Where a line holds "brother", copy it.

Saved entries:
** BEGIN **
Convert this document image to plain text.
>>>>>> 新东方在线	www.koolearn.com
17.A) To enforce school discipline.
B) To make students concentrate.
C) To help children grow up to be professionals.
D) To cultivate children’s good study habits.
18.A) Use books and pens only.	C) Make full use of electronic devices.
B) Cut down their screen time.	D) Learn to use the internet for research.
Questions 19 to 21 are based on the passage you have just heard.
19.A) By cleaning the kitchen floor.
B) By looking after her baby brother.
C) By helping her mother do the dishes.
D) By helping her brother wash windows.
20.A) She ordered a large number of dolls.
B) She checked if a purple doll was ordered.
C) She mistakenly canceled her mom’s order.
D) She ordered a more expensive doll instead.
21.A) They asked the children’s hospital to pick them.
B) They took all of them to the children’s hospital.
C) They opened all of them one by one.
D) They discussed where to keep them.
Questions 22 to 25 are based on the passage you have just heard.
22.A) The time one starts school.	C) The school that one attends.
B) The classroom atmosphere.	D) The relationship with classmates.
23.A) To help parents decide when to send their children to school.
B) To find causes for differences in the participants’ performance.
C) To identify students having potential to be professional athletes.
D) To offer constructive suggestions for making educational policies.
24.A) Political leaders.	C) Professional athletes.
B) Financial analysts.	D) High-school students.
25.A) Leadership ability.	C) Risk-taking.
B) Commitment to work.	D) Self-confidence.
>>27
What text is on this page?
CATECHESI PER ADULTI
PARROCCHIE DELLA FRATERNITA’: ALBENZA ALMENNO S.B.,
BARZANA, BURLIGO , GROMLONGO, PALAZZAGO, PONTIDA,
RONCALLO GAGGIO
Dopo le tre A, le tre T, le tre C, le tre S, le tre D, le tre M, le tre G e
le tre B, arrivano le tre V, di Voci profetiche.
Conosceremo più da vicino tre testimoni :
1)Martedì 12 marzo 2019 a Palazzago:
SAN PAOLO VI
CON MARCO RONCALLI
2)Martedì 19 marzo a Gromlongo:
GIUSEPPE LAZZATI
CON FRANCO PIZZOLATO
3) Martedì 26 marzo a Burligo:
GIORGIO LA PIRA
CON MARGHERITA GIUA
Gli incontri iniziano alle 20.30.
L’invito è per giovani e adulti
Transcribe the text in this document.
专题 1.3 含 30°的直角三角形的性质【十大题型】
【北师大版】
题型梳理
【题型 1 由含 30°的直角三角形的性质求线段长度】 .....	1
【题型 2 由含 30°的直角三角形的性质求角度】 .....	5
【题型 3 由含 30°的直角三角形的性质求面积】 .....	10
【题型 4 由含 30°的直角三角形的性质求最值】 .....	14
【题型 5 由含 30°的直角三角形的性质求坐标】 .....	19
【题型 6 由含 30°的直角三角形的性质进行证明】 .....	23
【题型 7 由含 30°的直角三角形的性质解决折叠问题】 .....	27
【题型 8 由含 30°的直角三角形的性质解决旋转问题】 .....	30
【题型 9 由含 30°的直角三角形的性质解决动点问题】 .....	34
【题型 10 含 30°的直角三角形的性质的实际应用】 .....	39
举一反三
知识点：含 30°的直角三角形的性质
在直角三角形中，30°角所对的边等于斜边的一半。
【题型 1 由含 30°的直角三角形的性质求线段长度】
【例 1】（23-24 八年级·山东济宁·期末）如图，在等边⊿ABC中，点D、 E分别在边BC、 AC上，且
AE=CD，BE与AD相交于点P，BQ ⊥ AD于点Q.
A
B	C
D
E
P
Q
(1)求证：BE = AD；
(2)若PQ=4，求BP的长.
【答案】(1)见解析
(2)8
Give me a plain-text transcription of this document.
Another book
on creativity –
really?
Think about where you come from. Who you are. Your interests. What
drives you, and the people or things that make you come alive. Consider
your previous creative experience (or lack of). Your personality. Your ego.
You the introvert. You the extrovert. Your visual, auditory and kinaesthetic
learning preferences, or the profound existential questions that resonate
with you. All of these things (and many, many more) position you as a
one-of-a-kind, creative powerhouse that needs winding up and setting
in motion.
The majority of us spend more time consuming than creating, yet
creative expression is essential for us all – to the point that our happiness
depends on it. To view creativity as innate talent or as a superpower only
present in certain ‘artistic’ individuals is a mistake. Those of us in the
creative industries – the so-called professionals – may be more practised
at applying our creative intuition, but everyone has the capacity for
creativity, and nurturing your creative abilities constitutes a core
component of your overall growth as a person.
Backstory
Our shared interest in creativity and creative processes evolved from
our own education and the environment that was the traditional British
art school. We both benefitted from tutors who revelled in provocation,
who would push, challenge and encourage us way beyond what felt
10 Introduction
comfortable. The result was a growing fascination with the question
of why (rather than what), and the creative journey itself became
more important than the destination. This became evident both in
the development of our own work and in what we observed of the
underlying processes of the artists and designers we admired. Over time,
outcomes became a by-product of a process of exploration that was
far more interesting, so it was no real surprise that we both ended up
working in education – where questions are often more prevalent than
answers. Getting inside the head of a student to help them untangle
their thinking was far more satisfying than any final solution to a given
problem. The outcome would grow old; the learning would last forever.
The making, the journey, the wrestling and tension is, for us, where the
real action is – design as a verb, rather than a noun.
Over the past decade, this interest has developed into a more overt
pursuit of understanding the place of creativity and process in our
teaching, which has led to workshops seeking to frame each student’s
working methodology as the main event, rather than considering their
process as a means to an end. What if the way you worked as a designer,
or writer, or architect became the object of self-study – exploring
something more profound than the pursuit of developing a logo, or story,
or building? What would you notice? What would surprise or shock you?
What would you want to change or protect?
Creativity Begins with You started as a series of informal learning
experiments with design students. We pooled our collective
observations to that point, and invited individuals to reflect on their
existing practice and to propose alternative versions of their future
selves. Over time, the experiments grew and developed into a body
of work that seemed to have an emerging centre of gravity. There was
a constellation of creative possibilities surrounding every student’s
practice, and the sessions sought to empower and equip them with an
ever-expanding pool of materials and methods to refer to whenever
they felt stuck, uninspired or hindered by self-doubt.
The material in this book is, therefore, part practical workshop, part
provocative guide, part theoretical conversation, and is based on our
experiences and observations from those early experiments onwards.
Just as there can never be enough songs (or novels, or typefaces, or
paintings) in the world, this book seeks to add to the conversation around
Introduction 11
** END **
*Solved exercise*.
B) By looking after her baby brother.
D) By helping her brother wash windows.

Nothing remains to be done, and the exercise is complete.